Ermes Carretta: «La priorità è il benessere dei minori ucraini»

Intervista ad Ermes Carretta, Segretario generale di Ai.Bi. (Associazione Amici dei Bambini) e Presidente di AIBC Cooperativa sociale. A cura di Giuseppe Riggio SJ. Il presente è un estratto di un articolo più ampio riservato agli abbonati.

 

Il flusso in costante aumento di profughi ucraini, costituito per la maggior parte da donne e bambini, richiede una particolare cura nell’accoglienza. Come sta rispondendo il nostro Paese? Qual è la situazione giuridica dei minori che non giungono con un genitore? Ci aiuta a capire la situazione Ermes Carretta, dell’Associazione AiBi – Amici dei bambini.

 

Dottor Carretta, la vostra associazione è da sempre impegnata a favore dei minori in situazioni di difficoltà, di abbandono, e anche nel caso del conflitto ucraino vi siete attivati subito. In base alle vostre conoscenze, qual è la situazione in questo momento dei minori ucraini arrivati in Italia?

Ermes Carretta: Per quello che si sa, attualmente sono circa 35mila i minori ucraini arrivati nel nostro Paese. Per la maggior parte sono giunti con la propria mamma, in qualche caso accompagnata anche dai membri più anziani della famiglia, dato che gli uomini dai 18 ai 60 anni sono dovuti rimanere in patria a combattere. Essendo con un genitore, questi bambini non vanno incontro a particolari difficoltà dal punto di vista legale. Tutte le persone che arrivano esprimono il desiderio di ritornare in Ucraina appena sarà possibile, per ricostruire il loro Paese ed essere artefici della sua rinascita. Ma analizzando la situazione, sebbene tutti auspichiamo che la guerra finisca presto, se siamo realisti ci rendiamo conto che il conflitto sembra destinato a durare ancora a lungo e quindi le condizioni per un rientro non ci saranno a breve.

-- Dati --

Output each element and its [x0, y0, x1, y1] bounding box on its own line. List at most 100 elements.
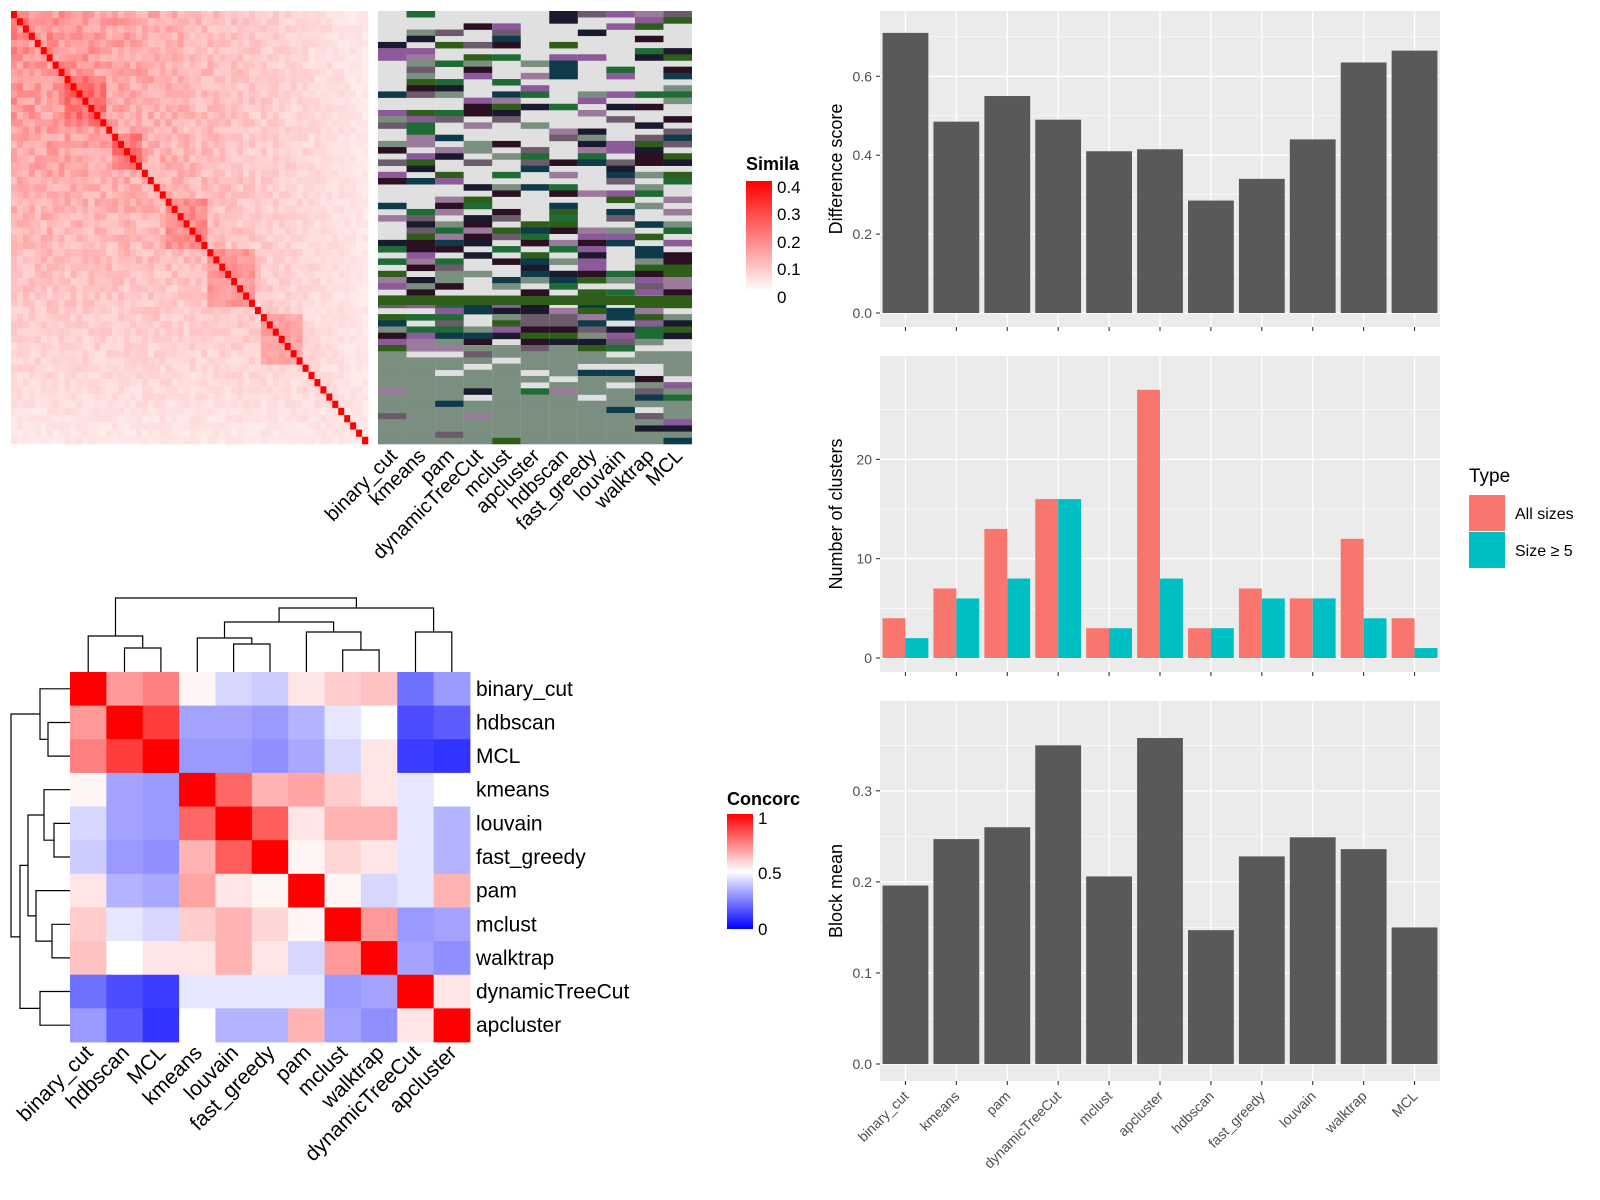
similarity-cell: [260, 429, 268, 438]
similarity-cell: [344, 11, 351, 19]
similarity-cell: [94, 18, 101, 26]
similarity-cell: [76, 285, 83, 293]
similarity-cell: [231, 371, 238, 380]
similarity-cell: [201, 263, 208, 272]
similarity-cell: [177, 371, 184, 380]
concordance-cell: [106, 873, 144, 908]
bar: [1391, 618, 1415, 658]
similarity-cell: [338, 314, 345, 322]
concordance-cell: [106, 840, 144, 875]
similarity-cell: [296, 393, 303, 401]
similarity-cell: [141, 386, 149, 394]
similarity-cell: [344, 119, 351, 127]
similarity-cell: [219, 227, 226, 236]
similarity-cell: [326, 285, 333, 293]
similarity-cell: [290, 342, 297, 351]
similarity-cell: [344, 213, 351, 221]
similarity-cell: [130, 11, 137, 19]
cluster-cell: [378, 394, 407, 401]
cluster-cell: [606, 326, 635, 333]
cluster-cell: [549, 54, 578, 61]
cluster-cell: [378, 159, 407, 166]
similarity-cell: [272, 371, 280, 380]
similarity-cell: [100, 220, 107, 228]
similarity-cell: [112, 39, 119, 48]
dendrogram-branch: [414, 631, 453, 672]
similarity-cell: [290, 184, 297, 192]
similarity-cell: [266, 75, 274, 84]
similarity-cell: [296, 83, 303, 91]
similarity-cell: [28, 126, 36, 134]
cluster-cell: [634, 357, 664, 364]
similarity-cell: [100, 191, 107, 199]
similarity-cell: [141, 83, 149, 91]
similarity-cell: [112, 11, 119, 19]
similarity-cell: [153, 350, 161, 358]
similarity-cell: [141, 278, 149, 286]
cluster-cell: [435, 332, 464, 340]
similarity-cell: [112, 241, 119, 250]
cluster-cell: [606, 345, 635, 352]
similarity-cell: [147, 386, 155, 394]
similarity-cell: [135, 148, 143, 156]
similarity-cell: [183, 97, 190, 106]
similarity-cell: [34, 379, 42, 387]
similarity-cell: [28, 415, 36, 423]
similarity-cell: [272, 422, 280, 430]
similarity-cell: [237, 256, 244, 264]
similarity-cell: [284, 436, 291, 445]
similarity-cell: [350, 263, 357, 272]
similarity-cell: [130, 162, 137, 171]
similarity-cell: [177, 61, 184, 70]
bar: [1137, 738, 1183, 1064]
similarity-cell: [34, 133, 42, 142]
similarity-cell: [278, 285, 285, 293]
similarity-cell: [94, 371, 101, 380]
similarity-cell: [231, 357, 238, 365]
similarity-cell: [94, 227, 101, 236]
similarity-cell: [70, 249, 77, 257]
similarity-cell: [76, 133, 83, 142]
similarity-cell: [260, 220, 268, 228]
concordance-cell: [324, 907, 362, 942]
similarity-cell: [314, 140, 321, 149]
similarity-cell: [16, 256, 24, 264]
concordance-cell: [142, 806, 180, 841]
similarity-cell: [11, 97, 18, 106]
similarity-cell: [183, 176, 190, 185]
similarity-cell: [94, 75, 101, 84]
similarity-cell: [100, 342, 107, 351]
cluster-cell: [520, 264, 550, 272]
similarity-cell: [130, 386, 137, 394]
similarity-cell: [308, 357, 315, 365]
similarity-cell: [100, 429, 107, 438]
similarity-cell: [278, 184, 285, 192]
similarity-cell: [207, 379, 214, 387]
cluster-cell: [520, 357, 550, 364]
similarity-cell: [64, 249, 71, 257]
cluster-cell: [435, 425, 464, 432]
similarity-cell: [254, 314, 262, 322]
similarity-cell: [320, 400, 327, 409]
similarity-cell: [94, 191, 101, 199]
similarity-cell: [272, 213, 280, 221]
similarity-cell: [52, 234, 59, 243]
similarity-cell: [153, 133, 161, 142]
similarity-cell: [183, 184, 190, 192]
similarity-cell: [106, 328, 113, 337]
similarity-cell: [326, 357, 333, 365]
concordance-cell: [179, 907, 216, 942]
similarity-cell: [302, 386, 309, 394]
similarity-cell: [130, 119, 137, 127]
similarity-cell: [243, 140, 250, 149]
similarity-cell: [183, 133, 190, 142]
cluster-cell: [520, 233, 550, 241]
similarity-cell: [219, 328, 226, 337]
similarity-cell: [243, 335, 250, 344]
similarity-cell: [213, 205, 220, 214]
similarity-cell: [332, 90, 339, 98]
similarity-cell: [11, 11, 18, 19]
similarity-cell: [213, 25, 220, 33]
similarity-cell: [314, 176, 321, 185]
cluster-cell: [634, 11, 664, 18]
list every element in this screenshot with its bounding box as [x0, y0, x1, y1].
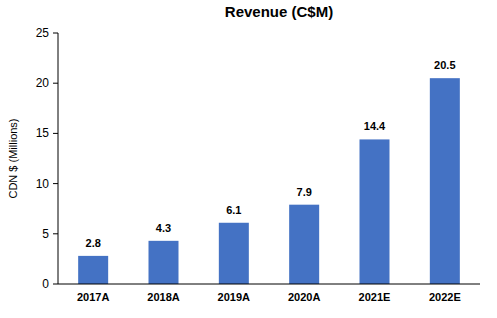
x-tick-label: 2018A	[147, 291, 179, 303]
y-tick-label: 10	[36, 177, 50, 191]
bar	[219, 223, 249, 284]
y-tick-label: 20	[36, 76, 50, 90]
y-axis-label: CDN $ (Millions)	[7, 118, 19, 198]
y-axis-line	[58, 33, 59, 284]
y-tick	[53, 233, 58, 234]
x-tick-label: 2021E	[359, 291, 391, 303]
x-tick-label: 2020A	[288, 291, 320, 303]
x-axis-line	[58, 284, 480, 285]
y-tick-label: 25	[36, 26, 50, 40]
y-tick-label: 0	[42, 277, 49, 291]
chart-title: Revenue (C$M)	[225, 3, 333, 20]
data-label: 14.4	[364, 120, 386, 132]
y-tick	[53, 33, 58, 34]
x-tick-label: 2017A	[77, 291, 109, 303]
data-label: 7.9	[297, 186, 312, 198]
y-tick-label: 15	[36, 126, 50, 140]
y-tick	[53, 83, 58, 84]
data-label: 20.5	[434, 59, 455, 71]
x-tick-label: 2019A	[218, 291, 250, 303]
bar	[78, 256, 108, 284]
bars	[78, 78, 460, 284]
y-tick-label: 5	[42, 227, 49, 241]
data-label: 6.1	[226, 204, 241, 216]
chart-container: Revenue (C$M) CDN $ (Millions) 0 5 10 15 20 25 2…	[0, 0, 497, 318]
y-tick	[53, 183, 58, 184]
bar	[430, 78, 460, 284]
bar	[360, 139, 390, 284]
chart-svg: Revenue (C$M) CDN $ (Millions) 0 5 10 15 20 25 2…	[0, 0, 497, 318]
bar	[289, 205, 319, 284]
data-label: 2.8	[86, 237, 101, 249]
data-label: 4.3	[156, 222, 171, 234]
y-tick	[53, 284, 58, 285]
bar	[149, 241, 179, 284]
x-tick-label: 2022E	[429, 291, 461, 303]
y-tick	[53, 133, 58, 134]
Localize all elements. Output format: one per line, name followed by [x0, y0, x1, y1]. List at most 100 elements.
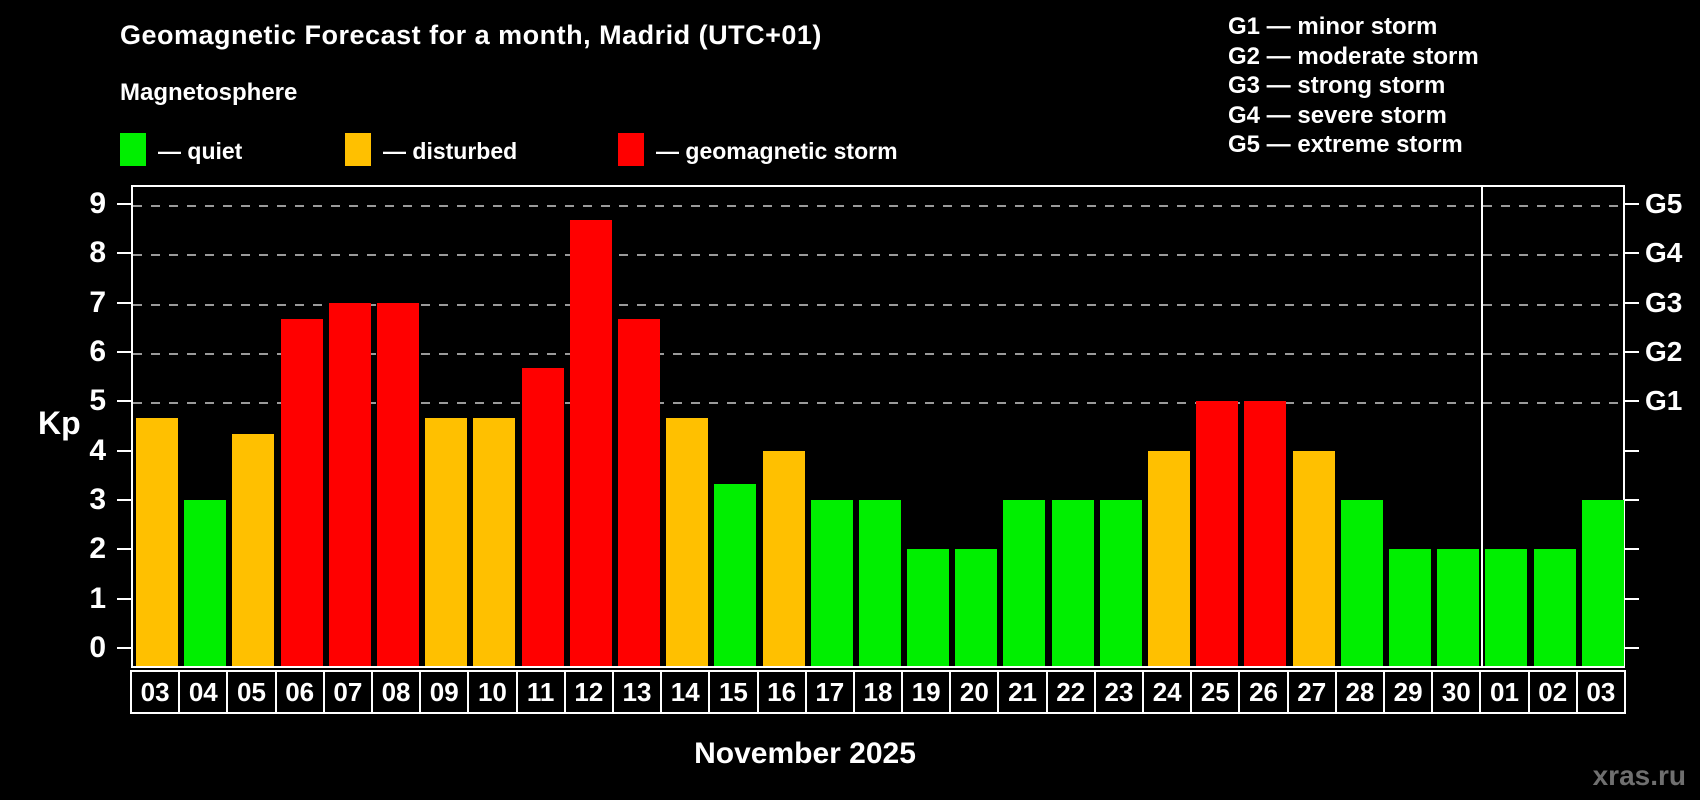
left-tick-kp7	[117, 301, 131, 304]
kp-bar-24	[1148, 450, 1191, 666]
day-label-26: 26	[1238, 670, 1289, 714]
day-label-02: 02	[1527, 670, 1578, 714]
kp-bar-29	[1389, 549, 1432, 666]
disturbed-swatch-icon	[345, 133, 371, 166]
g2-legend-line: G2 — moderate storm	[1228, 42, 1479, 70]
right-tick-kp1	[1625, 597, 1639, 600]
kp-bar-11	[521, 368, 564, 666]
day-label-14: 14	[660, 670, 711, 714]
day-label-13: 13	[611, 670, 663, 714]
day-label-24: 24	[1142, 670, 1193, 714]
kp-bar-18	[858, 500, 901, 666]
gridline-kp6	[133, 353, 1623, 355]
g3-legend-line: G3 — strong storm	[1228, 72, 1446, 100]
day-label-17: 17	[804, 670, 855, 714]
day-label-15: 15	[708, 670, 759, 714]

-- Consegna --
Prosegua l'intervista sui minori ucraini giunti in Italia, riprendendo subito dopo l'ultima frase riportata.

-- Risposta --
Come Ai.Bi., a quanti sono giunti nel nostro Paese diamo un aiuto a livello burocratico, ad esempio per gli aspetti sanitari o per i permessi di soggiorno, e li accogliamo in appartamenti messi a loro disposizione, dotati di quanto possono avere bisogno. Ci siamo anche attivati per l’inserimento dei minori nel territorio. Dove è possibile abbiamo facilitato un primo contatto con il sistema scolastico, anche se i bambini, specie i più piccoli, parlano solo ucraino e comprensibilmente le scuole non sono sempre attrezzate per questa situazione. I primi minori arrivati in Italia avevano spesso con sé PC o altri dispositivi digitali, e alcuni riescono a collegarsi in DAD con le loro scuole in Ucraina, quando sono ancora operative. Favoriamo anche l’inserimento in attività del tempo libero, ad esempio nelle squadre sportive, dove i ragazzi tra loro in qualche modo riescono a capirsi, oppure organizzando occasioni di svago. È importante anche il contatto con le chiese ortodosse locali così come con le numerose comunità ucraine già presenti in Italia, che possono offrire un notevole aiuto per integrarsi e superare le barriere comunicative.

 

Prima ci diceva che la maggior parte dei minori è giunta con la madre, ma vi sono anche altre situazioni?

Carretta: Questa è la parte più delicata: vi sono minori che arrivano con dei parenti, ad esempio la zia o la nonna, o con qualche amica, che non sempre hanno una tutela giuridica riconosciuta oppure che sono giunti in Italia per ricongiungersi con un familiare, che però non è il genitore. Ci sono poi i bambini che in Ucraina stavano nelle case famiglia, che funzionano in modo abbastanza simile all’Italia, con la differenza che da noi ogni casa famiglia può accogliere fino a sei bambini oltre i propri figli, mentre in Ucraina di solito una coppia può accogliere fino a nove o undici bambini. Altri casi sono invece quelli di bambini che arrivano dagli orfanotrofi con dei tutori ucraini, come ad esempio il direttore o un incaricato dell’orfanotrofio. In questi ultimi due casi, i minori arrivano con i documenti ufficiali ucraini di tutela che, sebbene siano solo di natura amministrativa, sono validi a tutti gli effetti. Vi è infine una piccola parte di minori – si stima un migliaio sui 35mila al momento giunti in Italia – che sono completamente soli, e figurano quindi come minori stranieri non accompagnati (MSNA), come succedeva e succede ancora per alcuni minori provenienti dal Nord Africa, dall’Afghanistan o dall’Albania.

 

Qual è l’iter di accoglienza in Italia per questi casi che ha ora citato?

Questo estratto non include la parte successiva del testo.